▶ _The exercise_: Reproduce, word for word, the part of the records below that opens with the line containing "144, 194, 250]" and closes with the line containing "547, 426, 561]", including both of those lines.

▶ _Visual layout annotation data_:
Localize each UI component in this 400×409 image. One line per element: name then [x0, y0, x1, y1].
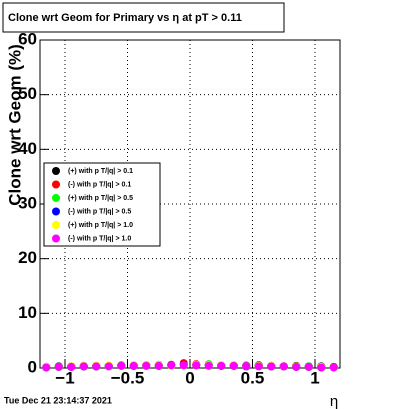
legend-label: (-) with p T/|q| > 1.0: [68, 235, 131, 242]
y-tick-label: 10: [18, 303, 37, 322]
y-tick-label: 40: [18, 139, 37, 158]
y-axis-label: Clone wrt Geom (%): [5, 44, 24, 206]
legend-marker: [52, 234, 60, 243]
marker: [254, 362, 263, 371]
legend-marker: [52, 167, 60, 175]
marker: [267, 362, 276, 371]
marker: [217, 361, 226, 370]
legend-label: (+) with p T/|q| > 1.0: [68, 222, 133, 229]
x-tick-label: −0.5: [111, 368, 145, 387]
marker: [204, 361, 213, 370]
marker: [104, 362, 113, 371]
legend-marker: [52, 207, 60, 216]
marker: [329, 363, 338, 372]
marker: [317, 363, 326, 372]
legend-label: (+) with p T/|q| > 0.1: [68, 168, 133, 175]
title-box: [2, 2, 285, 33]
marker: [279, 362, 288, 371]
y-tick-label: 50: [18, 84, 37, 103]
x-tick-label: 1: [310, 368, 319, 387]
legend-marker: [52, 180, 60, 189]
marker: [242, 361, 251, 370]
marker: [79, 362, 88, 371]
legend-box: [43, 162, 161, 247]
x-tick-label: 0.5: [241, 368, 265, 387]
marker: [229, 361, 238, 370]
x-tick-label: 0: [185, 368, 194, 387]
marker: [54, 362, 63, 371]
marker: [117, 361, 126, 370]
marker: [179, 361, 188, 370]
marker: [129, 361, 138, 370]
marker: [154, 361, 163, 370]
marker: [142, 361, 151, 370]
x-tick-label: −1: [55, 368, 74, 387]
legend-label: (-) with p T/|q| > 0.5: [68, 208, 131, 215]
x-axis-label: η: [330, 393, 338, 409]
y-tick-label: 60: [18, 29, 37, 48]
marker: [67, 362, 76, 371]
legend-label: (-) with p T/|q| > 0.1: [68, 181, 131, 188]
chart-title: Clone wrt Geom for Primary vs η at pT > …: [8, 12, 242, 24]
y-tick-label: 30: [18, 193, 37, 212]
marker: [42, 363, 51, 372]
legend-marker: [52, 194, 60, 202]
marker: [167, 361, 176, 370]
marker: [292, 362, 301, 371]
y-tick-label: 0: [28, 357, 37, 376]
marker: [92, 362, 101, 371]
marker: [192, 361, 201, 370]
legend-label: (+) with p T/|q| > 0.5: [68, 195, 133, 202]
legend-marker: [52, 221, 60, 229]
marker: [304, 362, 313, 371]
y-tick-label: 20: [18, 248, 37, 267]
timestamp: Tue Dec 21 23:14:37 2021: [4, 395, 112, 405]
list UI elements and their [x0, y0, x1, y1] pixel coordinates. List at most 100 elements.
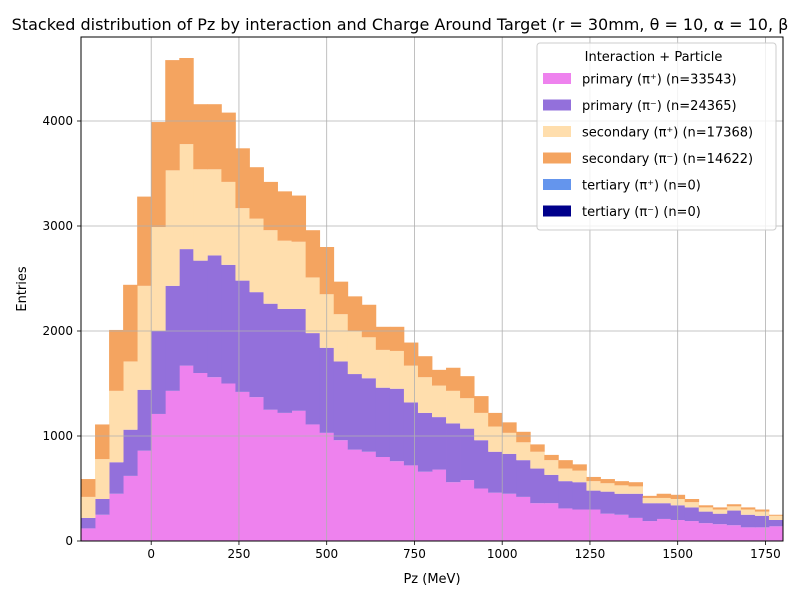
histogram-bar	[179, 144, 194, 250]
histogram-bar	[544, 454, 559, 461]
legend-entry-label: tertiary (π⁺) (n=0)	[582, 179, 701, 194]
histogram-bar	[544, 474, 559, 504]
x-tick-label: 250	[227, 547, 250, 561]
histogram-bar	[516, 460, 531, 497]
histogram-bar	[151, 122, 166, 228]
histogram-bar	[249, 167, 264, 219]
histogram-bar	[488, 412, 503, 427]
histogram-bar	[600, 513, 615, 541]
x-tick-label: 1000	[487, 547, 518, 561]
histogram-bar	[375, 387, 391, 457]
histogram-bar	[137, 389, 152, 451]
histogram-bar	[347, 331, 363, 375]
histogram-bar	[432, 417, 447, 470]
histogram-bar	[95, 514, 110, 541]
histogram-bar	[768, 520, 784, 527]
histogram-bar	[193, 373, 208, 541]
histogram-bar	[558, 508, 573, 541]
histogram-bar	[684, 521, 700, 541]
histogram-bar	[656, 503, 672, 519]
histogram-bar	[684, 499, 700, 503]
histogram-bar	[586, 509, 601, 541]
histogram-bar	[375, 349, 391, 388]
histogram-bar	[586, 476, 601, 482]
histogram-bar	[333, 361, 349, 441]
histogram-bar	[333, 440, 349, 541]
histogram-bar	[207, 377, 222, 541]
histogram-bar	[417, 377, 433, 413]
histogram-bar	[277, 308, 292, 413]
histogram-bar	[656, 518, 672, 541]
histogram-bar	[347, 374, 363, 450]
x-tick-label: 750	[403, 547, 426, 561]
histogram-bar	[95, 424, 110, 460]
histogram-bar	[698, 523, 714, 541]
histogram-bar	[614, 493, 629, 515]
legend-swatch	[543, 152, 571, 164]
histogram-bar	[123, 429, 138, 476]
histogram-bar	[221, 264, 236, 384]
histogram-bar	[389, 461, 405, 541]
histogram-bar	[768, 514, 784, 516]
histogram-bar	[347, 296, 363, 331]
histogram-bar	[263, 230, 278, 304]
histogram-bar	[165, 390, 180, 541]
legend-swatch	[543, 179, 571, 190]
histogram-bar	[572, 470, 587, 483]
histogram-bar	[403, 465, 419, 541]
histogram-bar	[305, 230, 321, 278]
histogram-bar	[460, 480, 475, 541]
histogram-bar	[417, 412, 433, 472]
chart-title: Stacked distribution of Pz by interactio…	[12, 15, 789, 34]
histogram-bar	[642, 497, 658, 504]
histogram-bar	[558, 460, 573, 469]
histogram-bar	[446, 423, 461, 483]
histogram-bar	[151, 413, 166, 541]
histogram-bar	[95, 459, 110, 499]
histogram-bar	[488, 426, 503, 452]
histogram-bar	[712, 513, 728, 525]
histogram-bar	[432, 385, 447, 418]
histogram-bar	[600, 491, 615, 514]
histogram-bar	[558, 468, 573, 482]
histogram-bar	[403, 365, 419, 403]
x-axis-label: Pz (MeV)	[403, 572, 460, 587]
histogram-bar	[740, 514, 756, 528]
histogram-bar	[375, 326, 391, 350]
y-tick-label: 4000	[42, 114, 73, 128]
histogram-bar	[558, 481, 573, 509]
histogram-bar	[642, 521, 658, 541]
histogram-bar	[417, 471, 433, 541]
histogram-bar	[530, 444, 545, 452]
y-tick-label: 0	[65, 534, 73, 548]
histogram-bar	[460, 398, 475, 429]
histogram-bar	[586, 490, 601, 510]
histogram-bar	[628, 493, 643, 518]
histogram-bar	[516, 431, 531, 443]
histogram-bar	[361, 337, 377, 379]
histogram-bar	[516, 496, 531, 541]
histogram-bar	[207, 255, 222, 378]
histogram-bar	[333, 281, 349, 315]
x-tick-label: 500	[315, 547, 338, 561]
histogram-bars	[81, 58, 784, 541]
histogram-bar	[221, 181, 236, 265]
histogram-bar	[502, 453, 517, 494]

▶ _Answer in full_:
histogram-bar	[179, 144, 194, 250]
histogram-bar	[544, 454, 559, 461]
legend-entry-label: tertiary (π⁺) (n=0)	[582, 179, 701, 194]
histogram-bar	[544, 474, 559, 504]
x-tick-label: 250	[227, 547, 250, 561]
histogram-bar	[516, 460, 531, 497]
histogram-bar	[151, 122, 166, 228]
histogram-bar	[249, 167, 264, 219]
histogram-bar	[488, 412, 503, 427]
histogram-bar	[600, 513, 615, 541]
x-tick-label: 1000	[487, 547, 518, 561]
histogram-bar	[375, 387, 391, 457]
histogram-bar	[137, 389, 152, 451]
histogram-bar	[347, 331, 363, 375]
histogram-bar	[432, 417, 447, 470]
histogram-bar	[95, 514, 110, 541]
histogram-bar	[768, 520, 784, 527]
histogram-bar	[193, 373, 208, 541]
histogram-bar	[558, 508, 573, 541]
histogram-bar	[684, 521, 700, 541]
histogram-bar	[656, 503, 672, 519]
histogram-bar	[684, 499, 700, 503]
histogram-bar	[586, 509, 601, 541]
histogram-bar	[375, 349, 391, 388]
histogram-bar	[586, 476, 601, 482]
histogram-bar	[333, 361, 349, 441]
histogram-bar	[333, 440, 349, 541]
histogram-bar	[207, 377, 222, 541]
histogram-bar	[417, 377, 433, 413]
histogram-bar	[277, 308, 292, 413]
histogram-bar	[656, 518, 672, 541]
histogram-bar	[347, 374, 363, 450]
x-tick-label: 750	[403, 547, 426, 561]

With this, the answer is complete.